# start of STORED ROWS

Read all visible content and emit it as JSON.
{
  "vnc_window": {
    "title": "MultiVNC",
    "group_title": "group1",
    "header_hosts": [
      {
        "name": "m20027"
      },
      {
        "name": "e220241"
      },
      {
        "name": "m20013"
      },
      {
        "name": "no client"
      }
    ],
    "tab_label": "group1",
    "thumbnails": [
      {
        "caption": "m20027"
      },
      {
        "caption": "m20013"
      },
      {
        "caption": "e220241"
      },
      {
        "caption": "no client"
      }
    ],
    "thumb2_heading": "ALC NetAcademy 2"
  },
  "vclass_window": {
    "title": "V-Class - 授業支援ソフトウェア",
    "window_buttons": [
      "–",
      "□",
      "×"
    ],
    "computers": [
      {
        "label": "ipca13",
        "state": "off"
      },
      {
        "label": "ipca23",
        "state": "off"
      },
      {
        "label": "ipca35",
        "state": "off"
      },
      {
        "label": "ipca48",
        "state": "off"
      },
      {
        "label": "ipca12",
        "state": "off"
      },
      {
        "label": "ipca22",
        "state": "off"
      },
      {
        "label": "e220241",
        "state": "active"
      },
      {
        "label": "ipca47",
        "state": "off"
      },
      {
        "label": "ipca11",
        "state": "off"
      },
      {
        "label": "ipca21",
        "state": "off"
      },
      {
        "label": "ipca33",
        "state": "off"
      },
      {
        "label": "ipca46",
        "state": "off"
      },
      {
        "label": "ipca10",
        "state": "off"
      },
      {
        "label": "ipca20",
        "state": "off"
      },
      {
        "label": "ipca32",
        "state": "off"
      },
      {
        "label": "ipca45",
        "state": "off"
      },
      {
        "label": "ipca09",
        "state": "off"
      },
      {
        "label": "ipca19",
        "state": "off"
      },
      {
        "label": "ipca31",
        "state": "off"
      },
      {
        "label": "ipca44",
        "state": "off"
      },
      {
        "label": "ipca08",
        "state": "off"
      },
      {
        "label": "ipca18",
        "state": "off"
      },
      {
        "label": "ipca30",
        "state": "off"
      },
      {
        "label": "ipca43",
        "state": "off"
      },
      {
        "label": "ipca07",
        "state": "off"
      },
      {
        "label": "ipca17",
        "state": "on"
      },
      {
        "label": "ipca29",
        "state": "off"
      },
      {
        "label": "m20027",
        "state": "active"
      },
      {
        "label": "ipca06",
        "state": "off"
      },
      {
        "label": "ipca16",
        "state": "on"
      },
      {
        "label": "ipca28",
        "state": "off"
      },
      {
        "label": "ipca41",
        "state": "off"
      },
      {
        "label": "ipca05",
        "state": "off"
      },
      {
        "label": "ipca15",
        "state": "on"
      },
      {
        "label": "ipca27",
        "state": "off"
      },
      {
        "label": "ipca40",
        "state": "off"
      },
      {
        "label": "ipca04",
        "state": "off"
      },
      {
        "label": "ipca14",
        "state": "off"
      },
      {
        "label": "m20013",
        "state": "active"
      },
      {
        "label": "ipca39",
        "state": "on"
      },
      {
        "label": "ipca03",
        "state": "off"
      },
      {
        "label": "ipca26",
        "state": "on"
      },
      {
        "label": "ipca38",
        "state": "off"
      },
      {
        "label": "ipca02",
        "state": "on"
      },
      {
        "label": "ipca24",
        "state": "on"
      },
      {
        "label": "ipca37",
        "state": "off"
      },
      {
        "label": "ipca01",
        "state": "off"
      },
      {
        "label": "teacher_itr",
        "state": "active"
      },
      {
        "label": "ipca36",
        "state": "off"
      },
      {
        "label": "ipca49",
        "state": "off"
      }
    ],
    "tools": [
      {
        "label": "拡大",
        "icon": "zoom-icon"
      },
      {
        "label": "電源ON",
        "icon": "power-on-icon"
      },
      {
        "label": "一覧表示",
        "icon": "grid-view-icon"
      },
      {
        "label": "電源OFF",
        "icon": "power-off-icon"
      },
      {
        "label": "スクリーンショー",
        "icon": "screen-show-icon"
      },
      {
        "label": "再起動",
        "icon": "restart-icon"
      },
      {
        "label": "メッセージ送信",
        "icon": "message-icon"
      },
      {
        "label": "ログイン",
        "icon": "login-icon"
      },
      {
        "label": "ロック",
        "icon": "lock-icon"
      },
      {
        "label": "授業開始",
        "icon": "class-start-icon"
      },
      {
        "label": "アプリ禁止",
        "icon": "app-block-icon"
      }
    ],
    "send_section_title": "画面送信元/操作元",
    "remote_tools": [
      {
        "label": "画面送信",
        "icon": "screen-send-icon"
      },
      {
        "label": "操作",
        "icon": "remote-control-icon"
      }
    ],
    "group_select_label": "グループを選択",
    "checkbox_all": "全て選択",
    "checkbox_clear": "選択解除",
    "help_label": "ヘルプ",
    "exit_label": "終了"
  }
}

# end of STORED ROWS

• _DIRECTIONS FOR THIS TASK_
Each line of the listing above should be output exactly.

• _ANSWER TO THE PROBLEM_
Read all visible content and emit it as JSON.
{
  "vnc_window": {
    "title": "MultiVNC",
    "group_title": "group1",
    "header_hosts": [
      {
        "name": "m20027"
      },
      {
        "name": "e220241"
      },
      {
        "name": "m20013"
      },
      {
        "name": "no client"
      }
    ],
    "tab_label": "group1",
    "thumbnails": [
      {
        "caption": "m20027"
      },
      {
        "caption": "m20013"
      },
      {
        "caption": "e220241"
      },
      {
        "caption": "no client"
      }
    ],
    "thumb2_heading": "ALC NetAcademy 2"
  },
  "vclass_window": {
    "title": "V-Class - 授業支援ソフトウェア",
    "window_buttons": [
      "–",
      "□",
      "×"
    ],
    "computers": [
      {
        "label": "ipca13",
        "state": "off"
      },
      {
        "label": "ipca23",
        "state": "off"
      },
      {
        "label": "ipca35",
        "state": "off"
      },
      {
        "label": "ipca48",
        "state": "off"
      },
      {
        "label": "ipca12",
        "state": "off"
      },
      {
        "label": "ipca22",
        "state": "off"
      },
      {
        "label": "e220241",
        "state": "active"
      },
      {
        "label": "ipca47",
        "state": "off"
      },
      {
        "label": "ipca11",
        "state": "off"
      },
      {
        "label": "ipca21",
        "state": "off"
      },
      {
        "label": "ipca33",
        "state": "off"
      },
      {
        "label": "ipca46",
        "state": "off"
      },
      {
        "label": "ipca10",
        "state": "off"
      },
      {
        "label": "ipca20",
        "state": "off"
      },
      {
        "label": "ipca32",
        "state": "off"
      },
      {
        "label": "ipca45",
        "state": "off"
      },
      {
        "label": "ipca09",
        "state": "off"
      },
      {
        "label": "ipca19",
        "state": "off"
      },
      {
        "label": "ipca31",
        "state": "off"
      },
      {
        "label": "ipca44",
        "state": "off"
      },
      {
        "label": "ipca08",
        "state": "off"
      },
      {
        "label": "ipca18",
        "state": "off"
      },
      {
        "label": "ipca30",
        "state": "off"
      },
      {
        "label": "ipca43",
        "state": "off"
      },
      {
        "label": "ipca07",
        "state": "off"
      },
      {
        "label": "ipca17",
        "state": "on"
      },
      {
        "label": "ipca29",
        "state": "off"
      },
      {
        "label": "m20027",
        "state": "active"
      },
      {
        "label": "ipca06",
        "state": "off"
      },
      {
        "label": "ipca16",
        "state": "on"
      },
      {
        "label": "ipca28",
        "state": "off"
      },
      {
        "label": "ipca41",
        "state": "off"
      },
      {
        "label": "ipca05",
        "state": "off"
      },
      {
        "label": "ipca15",
        "state": "on"
      },
      {
        "label": "ipca27",
        "state": "off"
      },
      {
        "label": "ipca40",
        "state": "off"
      },
      {
        "label": "ipca04",
        "state": "off"
      },
      {
        "label": "ipca14",
        "state": "off"
      },
      {
        "label": "m20013",
        "state": "active"
      },
      {
        "label": "ipca39",
        "state": "on"
      },
      {
        "label": "ipca03",
        "state": "off"
      },
      {
        "label": "ipca26",
        "state": "on"
      },
      {
        "label": "ipca38",
        "state": "off"
      },
      {
        "label": "ipca02",
        "state": "on"
      },
      {
        "label": "ipca24",
        "state": "on"
      },
      {
        "label": "ipca37",
        "state": "off"
      },
      {
        "label": "ipca01",
        "state": "off"
      },
      {
        "label": "teacher_itr",
        "state": "active"
      },
      {
        "label": "ipca36",
        "state": "off"
      },
      {
        "label": "ipca49",
        "state": "off"
      }
    ],
    "tools": [
      {
        "label": "拡大",
        "icon": "zoom-icon"
      },
      {
        "label": "電源ON",
        "icon": "power-on-icon"
      },
      {
        "label": "一覧表示",
        "icon": "grid-view-icon"
      },
      {
        "label": "電源OFF",
        "icon": "power-off-icon"
      },
      {
        "label": "スクリーンショー",
        "icon": "screen-show-icon"
      },
      {
        "label": "再起動",
        "icon": "restart-icon"
      },
      {
        "label": "メッセージ送信",
        "icon": "message-icon"
      },
      {
        "label": "ログイン",
        "icon": "login-icon"
      },
      {
        "label": "ロック",
        "icon": "lock-icon"
      },
      {
        "label": "授業開始",
        "icon": "class-start-icon"
      },
      {
        "label": "アプリ禁止",
        "icon": "app-block-icon"
      }
    ],
    "send_section_title": "画面送信元/操作元",
    "remote_tools": [
      {
        "label": "画面送信",
        "icon": "screen-send-icon"
      },
      {
        "label": "操作",
        "icon": "remote-control-icon"
      }
    ],
    "group_select_label": "グループを選択",
    "checkbox_all": "全て選択",
    "checkbox_clear": "選択解除",
    "help_label": "ヘルプ",
    "exit_label": "終了"
  }
}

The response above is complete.